--- WHAT YOU NEED TO DO ---
Each line containing the word "있습니다" needs to be copied.

--- RECORD EXCERPTS ---
━━━━━━
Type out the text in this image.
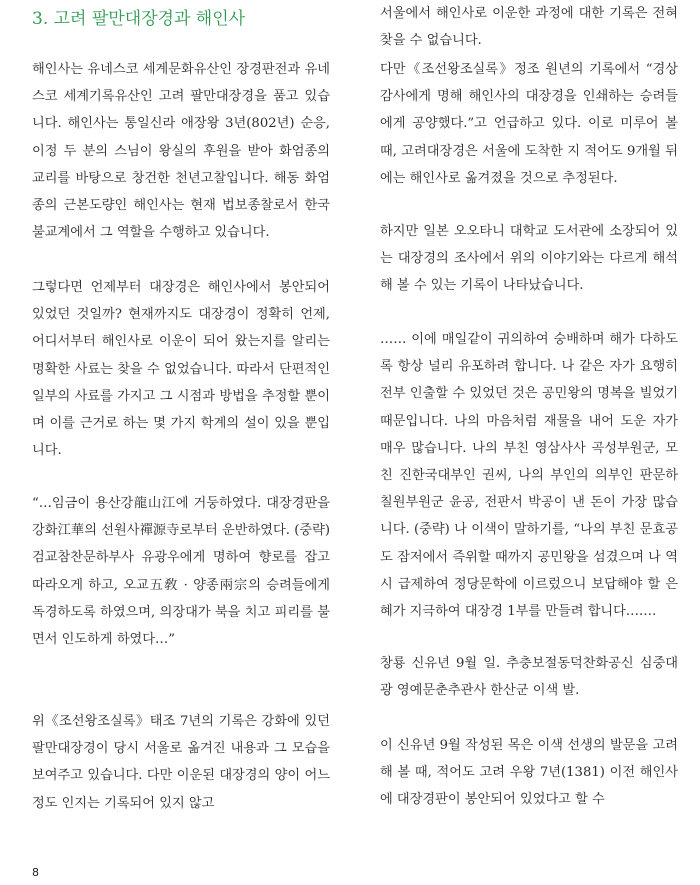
3. 고려 팔만대장경과 해인사

해인사는 유네스코 세계문화유산인 장경판전과 유네스코 세계기록유산인 고려 팔만대장경을 품고 있습니다. 해인사는 통일신라 애장왕 3년(802년) 순응, 이정 두 분의 스님이 왕실의 후원을 받아 화엄종의 교리를 바탕으로 창건한 천년고찰입니다. 해동 화엄종의 근본도량인 해인사는 현재 법보종찰로서 한국 불교계에서 그 역할을 수행하고 있습니다.

그렇다면 언제부터 대장경은 해인사에서 봉안되어 있었던 것일까? 현재까지도 대장경이 정확히 언제, 어디서부터 해인사로 이운이 되어 왔는지를 알리는 명확한 사료는 찾을 수 없었습니다. 따라서 단편적인 일부의 사료를 가지고 그 시점과 방법을 추정할 뿐이며 이를 근거로 하는 몇 가지 학계의 설이 있을 뿐입니다.

“…임금이 용산강龍山江에 거둥하였다. 대장경판을 강화江華의 선원사禪源寺로부터 운반하였다. (중략) 검교참찬문하부사 유광우에게 명하여 향로를 잡고 따라오게 하고, 오교五敎 · 양종兩宗의 승려들에게 독경하도록 하였으며, 의장대가 북을 치고 피리를 불면서 인도하게 하였다…”

위《조선왕조실록》태조 7년의 기록은 강화에 있던 팔만대장경이 당시 서울로 옮겨진 내용과 그 모습을 보여주고 있습니다. 다만 이운된 대장경의 양이 어느 정도 인지는 기록되어 있지 않고

서울에서 해인사로 이운한 과정에 대한 기록은 전혀 찾을 수 없습니다.

다만《조선왕조실록》정조 원년의 기록에서 “경상감사에게 명해 해인사의 대장경을 인쇄하는 승려들에게 공양했다.”고 언급하고 있다. 이로 미루어 볼 때, 고려대장경은 서울에 도착한 지 적어도 9개월 뒤에는 해인사로 옮겨졌을 것으로 추정된다.

하지만 일본 오오타니 대학교 도서관에 소장되어 있는 대장경의 조사에서 위의 이야기와는 다르게 해석해 볼 수 있는 기록이 나타났습니다.

…… 이에 매일같이 귀의하여 숭배하며 해가 다하도록 항상 널리 유포하려 합니다. 나 같은 자가 요행히 전부 인출할 수 있었던 것은 공민왕의 명복을 빌었기 때문입니다. 나의 마음처럼 재물을 내어 도운 자가 매우 많습니다. 나의 부친 영삼사사 곡성부원군, 모친 진한국대부인 권씨, 나의 부인의 의부인 판문하 칠원부원군 윤공, 전판서 박공이 낸 돈이 가장 많습니다. (중략) 나 이색이 말하기를, “나의 부친 문효공도 잠저에서 즉위할 때까지 공민왕을 섬겼으며 나 역시 급제하여 정당문학에 이르렀으니 보답해야 할 은혜가 지극하여 대장경 1부를 만들려 합니다.……

창룡 신유년 9월 일. 추충보절동덕찬화공신 심중대광 영예문춘추관사 한산군 이색 발.

이 신유년 9월 작성된 목은 이색 선생의 발문을 고려해 볼 때, 적어도 고려 우왕 7년(1381) 이전 해인사에 대장경판이 봉안되어 있었다고 할 수

8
━━━━━━
--- ANSWER TO THE PROBLEM ---
해인사는 유네스코 세계문화유산인 장경판전과 유네스코 세계기록유산인 고려 팔만대장경을 품고 있습니다. 해인사는 통일신라 애장왕 3년(802년) 순응, 이정 두 분의 스님이 왕실의 후원을 받아 화엄종의 교리를 바탕으로 창건한 천년고찰입니다. 해동 화엄종의 근본도량인 해인사는 현재 법보종찰로서 한국 불교계에서 그 역할을 수행하고 있습니다.
위《조선왕조실록》태조 7년의 기록은 강화에 있던 팔만대장경이 당시 서울로 옮겨진 내용과 그 모습을 보여주고 있습니다. 다만 이운된 대장경의 양이 어느 정도 인지는 기록되어 있지 않고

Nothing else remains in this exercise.